◆ Job: Examine each line of the data. Copy those that contain the string "weight".

◆ Listing:

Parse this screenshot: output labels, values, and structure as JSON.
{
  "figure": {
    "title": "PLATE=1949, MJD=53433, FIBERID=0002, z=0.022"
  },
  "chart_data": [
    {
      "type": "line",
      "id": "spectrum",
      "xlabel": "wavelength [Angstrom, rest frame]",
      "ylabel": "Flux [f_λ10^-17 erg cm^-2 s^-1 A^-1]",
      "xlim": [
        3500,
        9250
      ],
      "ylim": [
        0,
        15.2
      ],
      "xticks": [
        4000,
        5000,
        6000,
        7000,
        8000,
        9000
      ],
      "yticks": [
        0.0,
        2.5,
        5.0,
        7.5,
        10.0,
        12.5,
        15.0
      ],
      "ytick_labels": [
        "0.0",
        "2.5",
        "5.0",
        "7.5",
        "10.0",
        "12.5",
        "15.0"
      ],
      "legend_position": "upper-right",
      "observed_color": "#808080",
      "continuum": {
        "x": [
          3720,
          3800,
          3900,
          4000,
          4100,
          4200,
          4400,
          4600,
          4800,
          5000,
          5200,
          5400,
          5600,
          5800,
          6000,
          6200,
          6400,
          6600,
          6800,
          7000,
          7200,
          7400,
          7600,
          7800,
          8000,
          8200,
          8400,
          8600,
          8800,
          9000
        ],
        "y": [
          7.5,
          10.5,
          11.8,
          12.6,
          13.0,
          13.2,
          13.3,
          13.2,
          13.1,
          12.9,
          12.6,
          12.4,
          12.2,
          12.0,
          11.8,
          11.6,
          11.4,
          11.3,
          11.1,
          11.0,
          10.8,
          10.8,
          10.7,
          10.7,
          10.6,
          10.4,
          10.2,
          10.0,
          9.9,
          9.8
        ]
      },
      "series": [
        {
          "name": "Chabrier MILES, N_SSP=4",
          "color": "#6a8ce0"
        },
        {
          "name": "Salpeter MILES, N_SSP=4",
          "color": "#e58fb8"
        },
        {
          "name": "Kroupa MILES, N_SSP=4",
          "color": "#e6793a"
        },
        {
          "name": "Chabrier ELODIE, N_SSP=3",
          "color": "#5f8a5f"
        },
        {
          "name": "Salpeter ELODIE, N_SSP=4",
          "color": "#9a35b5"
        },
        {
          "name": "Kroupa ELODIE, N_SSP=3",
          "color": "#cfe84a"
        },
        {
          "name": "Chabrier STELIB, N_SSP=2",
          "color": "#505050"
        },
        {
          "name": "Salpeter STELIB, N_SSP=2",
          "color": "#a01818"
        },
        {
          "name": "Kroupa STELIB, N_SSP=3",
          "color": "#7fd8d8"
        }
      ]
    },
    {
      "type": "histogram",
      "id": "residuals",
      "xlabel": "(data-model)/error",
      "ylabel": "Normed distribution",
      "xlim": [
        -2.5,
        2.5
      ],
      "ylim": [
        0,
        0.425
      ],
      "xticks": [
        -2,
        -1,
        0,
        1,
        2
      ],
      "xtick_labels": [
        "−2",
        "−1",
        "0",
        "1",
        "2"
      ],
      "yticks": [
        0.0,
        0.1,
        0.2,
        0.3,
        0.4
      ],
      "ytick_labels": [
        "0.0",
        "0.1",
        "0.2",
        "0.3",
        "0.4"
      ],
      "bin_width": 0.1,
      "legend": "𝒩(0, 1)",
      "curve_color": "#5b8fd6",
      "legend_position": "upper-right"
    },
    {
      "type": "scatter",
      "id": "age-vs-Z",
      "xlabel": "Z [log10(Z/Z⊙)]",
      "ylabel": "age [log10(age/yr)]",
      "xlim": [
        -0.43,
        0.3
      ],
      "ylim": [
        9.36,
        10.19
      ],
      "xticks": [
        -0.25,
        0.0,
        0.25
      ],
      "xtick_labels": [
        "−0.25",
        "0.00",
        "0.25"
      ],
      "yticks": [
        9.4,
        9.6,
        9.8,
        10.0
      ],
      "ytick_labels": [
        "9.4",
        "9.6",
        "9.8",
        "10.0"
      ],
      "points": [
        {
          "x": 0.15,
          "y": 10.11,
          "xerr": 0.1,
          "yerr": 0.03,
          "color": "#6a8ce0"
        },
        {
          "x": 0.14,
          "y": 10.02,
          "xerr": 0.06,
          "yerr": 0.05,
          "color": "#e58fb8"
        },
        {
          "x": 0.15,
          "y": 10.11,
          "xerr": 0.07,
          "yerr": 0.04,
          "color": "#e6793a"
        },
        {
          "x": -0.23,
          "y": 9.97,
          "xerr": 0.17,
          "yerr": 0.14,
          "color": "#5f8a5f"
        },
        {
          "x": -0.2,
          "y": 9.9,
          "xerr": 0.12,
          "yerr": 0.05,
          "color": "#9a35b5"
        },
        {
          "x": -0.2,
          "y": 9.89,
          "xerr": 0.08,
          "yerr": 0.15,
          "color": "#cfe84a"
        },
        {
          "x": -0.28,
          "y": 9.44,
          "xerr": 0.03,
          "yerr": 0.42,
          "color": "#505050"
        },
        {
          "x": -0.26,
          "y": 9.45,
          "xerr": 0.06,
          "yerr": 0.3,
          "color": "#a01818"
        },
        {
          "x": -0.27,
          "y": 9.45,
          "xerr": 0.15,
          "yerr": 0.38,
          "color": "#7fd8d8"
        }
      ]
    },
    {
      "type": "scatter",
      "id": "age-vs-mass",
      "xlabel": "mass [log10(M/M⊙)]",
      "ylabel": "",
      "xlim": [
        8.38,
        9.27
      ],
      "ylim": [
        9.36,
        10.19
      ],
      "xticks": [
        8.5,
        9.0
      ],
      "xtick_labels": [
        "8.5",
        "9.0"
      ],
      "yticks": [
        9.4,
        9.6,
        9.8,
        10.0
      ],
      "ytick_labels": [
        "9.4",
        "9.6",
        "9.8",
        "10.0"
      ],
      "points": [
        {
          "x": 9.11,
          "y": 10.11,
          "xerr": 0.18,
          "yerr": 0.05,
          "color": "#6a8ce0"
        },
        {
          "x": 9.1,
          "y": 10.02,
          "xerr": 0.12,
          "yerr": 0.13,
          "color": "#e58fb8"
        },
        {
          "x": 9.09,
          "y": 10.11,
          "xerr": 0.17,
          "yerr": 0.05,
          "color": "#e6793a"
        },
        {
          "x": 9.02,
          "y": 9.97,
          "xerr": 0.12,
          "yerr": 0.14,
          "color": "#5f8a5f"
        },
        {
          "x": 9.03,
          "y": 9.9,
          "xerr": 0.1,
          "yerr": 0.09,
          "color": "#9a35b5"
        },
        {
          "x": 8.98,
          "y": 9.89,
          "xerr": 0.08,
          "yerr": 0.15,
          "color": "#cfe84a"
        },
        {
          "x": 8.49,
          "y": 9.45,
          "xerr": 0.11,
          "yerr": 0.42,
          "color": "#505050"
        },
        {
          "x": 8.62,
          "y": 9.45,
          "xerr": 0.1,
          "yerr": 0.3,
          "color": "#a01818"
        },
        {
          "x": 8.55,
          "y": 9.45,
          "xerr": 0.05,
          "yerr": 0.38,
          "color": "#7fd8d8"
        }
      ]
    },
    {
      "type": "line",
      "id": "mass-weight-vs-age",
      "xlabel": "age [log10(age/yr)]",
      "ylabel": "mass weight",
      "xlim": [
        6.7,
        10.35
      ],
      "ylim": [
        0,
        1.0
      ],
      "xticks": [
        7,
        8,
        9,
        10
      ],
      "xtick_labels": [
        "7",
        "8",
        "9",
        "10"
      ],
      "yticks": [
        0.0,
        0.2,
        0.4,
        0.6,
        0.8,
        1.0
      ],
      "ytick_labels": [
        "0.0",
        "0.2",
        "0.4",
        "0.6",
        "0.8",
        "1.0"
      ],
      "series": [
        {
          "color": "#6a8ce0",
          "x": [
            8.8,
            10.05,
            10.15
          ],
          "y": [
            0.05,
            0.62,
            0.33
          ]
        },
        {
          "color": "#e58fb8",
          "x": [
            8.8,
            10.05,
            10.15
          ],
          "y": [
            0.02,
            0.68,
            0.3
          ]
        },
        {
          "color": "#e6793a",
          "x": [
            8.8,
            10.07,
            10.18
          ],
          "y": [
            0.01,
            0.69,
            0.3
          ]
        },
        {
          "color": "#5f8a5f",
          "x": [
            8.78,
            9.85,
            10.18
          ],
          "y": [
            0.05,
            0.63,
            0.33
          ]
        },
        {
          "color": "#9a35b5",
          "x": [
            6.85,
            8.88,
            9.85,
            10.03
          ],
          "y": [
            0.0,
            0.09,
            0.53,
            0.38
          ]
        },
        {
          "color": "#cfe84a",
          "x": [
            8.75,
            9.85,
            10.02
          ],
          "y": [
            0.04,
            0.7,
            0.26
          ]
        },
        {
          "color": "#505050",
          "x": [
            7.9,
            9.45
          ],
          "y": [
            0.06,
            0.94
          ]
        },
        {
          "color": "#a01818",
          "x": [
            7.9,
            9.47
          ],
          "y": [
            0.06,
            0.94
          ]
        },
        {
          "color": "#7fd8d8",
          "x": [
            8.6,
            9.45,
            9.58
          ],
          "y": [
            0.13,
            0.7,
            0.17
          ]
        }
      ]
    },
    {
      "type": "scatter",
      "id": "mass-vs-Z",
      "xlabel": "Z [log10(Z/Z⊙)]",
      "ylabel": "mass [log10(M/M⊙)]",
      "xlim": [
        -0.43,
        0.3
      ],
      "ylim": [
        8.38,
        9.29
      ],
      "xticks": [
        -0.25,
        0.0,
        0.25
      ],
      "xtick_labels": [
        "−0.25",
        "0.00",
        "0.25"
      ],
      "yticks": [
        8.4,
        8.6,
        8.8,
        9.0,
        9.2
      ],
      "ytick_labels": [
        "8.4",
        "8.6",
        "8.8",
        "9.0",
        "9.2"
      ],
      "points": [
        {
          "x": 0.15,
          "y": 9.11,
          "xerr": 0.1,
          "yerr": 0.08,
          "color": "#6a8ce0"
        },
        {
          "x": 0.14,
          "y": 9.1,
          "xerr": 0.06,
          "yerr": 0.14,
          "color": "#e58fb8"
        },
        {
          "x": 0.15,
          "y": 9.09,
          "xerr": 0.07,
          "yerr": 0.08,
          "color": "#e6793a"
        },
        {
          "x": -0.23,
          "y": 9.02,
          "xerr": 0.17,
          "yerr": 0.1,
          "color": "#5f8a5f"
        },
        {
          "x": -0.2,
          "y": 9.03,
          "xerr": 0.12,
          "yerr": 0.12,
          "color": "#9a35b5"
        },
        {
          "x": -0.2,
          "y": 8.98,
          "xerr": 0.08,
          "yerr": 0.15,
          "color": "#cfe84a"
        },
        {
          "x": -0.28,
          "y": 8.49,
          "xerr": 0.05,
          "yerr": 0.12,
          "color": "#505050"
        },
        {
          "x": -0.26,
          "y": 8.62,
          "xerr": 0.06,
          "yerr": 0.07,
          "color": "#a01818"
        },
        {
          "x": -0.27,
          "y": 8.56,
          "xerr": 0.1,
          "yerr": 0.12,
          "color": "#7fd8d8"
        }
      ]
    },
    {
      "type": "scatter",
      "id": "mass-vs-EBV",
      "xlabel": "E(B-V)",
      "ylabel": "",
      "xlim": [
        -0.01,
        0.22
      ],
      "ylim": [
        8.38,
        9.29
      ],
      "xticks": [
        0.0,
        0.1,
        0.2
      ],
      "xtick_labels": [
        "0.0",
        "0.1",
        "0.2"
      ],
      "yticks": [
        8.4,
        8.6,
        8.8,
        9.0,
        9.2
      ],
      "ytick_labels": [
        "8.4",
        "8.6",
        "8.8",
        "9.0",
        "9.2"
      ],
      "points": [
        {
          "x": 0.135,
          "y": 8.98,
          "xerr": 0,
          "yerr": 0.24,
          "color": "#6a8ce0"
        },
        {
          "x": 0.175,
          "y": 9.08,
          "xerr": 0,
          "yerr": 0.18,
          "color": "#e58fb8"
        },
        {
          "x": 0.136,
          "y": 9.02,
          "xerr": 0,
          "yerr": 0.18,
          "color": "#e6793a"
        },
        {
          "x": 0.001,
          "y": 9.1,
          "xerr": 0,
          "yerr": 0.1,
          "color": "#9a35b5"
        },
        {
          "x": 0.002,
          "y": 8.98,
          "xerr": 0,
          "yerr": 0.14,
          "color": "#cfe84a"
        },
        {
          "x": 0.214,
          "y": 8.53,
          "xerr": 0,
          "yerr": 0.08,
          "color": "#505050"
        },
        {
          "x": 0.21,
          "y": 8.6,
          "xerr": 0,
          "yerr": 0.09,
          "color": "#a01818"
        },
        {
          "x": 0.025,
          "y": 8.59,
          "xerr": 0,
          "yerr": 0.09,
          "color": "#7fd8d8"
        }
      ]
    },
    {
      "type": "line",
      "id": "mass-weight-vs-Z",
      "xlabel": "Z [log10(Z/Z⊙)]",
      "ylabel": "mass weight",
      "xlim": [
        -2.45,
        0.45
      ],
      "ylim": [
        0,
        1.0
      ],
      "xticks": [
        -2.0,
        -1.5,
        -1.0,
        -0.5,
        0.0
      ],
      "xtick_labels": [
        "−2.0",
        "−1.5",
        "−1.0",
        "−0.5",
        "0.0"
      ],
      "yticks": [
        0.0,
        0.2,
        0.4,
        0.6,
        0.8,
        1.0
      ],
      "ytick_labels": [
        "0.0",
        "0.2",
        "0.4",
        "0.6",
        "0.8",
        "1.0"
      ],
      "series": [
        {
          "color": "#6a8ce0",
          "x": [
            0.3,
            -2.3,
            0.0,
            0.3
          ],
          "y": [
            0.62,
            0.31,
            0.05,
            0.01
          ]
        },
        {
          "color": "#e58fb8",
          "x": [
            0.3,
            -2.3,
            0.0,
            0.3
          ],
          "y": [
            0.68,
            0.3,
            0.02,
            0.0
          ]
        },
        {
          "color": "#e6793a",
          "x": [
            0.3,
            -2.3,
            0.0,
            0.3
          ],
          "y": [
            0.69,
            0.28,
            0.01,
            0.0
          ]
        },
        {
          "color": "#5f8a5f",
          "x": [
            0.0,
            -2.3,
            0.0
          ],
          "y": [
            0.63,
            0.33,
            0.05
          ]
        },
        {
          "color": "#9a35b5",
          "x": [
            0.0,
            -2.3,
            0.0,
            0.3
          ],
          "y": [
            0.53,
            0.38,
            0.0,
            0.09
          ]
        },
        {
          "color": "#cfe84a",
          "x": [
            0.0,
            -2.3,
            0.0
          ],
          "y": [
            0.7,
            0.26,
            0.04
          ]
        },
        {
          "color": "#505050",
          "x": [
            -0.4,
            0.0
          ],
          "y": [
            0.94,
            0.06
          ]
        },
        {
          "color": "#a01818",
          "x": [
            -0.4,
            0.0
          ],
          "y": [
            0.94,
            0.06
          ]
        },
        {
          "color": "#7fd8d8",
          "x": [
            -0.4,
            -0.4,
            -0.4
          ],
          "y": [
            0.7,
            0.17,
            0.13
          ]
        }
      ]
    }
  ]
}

◆ Right answer:
      "id": "mass-weight-vs-age",
      "ylabel": "mass weight",
      "id": "mass-weight-vs-Z",
      "ylabel": "mass weight",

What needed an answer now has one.